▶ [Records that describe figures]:
◇ ◇ ◇ ◇ ◇

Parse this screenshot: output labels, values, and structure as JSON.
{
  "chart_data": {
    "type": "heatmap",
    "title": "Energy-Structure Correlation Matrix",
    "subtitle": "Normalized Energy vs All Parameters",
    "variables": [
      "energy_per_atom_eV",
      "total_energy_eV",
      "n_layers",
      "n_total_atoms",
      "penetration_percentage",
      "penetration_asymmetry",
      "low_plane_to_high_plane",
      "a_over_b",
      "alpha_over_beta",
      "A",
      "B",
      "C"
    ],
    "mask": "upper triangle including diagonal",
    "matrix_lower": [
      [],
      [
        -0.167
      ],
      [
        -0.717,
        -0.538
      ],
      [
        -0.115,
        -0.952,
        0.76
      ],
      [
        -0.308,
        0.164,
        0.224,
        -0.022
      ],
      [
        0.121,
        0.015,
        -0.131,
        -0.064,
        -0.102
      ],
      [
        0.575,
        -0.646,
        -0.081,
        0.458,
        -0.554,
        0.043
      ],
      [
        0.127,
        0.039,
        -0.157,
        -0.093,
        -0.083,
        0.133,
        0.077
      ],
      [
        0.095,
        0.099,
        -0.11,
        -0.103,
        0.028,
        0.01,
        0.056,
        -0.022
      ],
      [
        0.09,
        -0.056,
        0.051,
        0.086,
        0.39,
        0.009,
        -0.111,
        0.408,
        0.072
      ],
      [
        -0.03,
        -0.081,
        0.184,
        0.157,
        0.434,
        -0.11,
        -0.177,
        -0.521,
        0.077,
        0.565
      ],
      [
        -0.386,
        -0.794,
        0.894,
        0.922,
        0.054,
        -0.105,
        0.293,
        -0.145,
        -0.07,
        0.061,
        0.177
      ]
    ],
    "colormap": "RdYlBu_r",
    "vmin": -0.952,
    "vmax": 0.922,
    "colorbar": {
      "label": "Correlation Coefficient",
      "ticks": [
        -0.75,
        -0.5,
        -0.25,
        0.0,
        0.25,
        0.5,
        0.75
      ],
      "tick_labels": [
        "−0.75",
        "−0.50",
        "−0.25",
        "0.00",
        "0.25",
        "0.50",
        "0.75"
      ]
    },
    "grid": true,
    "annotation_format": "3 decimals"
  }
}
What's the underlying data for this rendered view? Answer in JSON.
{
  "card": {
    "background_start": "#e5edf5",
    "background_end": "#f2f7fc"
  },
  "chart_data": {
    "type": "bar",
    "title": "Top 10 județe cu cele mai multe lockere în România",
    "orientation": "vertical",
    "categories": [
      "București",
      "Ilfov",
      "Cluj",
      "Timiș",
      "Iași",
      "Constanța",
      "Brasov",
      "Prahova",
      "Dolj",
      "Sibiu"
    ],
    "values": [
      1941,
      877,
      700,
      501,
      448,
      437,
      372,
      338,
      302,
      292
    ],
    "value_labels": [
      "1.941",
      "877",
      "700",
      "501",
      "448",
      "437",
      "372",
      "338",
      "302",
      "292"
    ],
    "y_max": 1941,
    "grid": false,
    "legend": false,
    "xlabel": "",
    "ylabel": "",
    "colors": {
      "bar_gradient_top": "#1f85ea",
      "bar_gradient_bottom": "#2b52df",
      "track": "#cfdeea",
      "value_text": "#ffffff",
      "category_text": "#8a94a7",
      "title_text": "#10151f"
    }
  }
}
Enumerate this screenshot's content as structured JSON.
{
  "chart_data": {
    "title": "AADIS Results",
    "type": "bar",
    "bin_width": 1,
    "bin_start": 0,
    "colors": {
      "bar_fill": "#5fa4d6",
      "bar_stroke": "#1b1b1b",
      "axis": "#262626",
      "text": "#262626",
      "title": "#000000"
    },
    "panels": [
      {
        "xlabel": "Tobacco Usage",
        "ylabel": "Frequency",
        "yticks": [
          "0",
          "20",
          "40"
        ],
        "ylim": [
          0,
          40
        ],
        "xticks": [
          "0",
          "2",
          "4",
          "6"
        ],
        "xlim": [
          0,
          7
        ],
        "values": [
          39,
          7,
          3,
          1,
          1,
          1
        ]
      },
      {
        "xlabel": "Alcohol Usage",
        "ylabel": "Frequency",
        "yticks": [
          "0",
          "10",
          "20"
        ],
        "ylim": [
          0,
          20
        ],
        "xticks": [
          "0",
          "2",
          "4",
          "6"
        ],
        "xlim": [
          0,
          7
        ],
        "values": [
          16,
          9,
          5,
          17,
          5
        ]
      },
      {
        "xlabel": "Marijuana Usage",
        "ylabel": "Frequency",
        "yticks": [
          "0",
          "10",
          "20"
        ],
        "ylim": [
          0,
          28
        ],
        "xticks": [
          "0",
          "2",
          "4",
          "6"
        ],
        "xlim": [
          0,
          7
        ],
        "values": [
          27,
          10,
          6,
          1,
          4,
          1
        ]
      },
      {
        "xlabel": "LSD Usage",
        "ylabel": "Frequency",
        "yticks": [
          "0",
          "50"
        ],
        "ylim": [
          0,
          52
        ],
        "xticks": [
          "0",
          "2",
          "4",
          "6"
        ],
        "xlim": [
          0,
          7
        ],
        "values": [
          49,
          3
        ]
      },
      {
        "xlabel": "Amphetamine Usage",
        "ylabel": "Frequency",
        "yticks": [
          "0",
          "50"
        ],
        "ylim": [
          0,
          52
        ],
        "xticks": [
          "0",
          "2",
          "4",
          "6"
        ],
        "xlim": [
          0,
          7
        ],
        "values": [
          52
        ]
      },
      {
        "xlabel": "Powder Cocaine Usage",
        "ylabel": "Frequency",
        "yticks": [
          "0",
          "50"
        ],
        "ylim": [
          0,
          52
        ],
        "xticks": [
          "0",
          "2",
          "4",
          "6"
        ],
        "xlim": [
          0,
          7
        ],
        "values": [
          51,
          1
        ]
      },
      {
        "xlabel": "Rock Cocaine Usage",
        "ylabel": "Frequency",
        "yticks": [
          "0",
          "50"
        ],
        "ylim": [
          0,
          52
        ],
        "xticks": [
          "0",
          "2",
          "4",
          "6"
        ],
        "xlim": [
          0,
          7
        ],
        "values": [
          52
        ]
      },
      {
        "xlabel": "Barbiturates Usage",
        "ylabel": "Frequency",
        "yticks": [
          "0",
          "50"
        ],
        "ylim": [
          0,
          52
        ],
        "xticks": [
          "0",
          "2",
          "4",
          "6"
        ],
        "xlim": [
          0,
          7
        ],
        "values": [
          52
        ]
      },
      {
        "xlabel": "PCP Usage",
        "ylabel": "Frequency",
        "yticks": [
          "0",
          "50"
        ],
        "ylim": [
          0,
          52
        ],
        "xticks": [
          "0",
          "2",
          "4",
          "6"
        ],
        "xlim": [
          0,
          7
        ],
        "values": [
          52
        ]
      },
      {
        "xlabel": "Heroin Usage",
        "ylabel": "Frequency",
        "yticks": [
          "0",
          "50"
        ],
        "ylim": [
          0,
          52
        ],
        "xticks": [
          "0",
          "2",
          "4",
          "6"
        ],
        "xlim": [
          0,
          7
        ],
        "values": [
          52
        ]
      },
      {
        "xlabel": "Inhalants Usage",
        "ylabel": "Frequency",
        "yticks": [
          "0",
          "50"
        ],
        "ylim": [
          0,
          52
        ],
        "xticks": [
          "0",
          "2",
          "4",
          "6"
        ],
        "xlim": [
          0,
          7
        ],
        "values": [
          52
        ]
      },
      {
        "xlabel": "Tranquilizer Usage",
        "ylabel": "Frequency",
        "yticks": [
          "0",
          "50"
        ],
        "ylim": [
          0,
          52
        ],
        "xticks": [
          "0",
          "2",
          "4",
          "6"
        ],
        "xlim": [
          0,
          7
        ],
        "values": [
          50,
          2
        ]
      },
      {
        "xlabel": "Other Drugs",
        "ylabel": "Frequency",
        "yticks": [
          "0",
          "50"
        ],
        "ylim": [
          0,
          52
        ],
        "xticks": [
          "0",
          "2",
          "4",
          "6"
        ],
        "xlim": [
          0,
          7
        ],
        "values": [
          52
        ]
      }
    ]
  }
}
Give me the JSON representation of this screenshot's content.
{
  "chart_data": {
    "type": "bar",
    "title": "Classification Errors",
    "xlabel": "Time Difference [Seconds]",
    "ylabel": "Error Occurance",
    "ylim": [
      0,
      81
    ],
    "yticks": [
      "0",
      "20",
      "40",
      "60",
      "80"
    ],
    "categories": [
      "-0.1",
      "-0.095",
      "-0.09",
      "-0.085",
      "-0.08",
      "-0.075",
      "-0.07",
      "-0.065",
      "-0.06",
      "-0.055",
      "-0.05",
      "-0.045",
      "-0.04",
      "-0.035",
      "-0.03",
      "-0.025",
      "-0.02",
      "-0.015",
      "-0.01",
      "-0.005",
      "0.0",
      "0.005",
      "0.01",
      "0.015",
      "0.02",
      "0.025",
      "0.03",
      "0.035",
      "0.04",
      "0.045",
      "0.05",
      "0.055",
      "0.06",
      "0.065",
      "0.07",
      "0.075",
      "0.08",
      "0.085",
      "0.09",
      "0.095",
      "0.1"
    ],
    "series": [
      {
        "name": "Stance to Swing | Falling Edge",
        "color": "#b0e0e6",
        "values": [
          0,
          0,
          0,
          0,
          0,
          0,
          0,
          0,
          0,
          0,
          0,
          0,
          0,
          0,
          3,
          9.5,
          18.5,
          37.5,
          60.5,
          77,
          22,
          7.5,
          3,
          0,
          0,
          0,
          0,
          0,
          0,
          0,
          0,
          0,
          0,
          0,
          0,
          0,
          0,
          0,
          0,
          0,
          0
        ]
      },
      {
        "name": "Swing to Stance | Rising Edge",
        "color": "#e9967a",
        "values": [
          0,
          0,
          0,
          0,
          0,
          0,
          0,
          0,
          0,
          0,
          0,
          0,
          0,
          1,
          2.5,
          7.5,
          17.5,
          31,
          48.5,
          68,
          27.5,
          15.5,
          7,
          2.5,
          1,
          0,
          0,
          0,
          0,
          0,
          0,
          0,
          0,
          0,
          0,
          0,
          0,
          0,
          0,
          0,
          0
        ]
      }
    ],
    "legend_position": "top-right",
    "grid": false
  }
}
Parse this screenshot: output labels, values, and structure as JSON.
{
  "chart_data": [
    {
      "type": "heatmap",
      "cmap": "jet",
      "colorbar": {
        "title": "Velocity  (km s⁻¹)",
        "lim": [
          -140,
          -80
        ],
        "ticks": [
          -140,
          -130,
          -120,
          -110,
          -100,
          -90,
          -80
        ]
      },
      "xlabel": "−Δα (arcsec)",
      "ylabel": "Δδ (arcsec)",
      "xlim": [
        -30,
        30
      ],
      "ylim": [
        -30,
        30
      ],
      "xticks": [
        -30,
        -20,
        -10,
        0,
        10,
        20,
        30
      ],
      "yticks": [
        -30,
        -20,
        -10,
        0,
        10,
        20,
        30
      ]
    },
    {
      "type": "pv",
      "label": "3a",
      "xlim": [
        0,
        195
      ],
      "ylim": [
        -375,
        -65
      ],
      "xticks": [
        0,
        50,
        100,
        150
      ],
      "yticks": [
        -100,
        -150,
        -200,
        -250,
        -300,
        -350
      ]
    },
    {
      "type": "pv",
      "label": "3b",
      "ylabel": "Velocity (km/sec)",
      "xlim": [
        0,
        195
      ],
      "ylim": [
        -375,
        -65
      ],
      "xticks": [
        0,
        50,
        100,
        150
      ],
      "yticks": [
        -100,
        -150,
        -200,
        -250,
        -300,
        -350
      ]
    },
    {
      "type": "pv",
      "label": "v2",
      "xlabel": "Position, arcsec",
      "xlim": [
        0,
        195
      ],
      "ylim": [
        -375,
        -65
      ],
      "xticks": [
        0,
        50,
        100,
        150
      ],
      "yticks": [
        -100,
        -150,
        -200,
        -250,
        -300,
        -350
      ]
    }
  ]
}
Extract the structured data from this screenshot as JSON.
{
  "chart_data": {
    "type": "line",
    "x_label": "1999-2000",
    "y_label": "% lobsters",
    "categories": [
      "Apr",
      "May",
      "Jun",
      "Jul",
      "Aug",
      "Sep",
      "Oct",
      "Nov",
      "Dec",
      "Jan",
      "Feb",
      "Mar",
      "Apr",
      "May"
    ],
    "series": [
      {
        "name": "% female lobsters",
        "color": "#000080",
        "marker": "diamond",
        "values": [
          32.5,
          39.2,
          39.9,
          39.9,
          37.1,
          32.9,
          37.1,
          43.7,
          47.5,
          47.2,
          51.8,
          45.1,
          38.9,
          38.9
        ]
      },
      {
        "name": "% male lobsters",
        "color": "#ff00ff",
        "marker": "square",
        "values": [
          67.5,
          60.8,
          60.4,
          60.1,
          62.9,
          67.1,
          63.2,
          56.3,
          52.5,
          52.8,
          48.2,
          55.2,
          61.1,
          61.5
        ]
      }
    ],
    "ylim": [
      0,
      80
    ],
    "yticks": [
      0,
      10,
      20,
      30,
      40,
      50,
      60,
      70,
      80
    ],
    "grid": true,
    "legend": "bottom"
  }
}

◇ ◇ ◇ ◇ ◇

▶ [Work to do]: In the records above, how many lines hold the string "Swing"? Reply with only the number.

▶ [Response to the exercise]: 2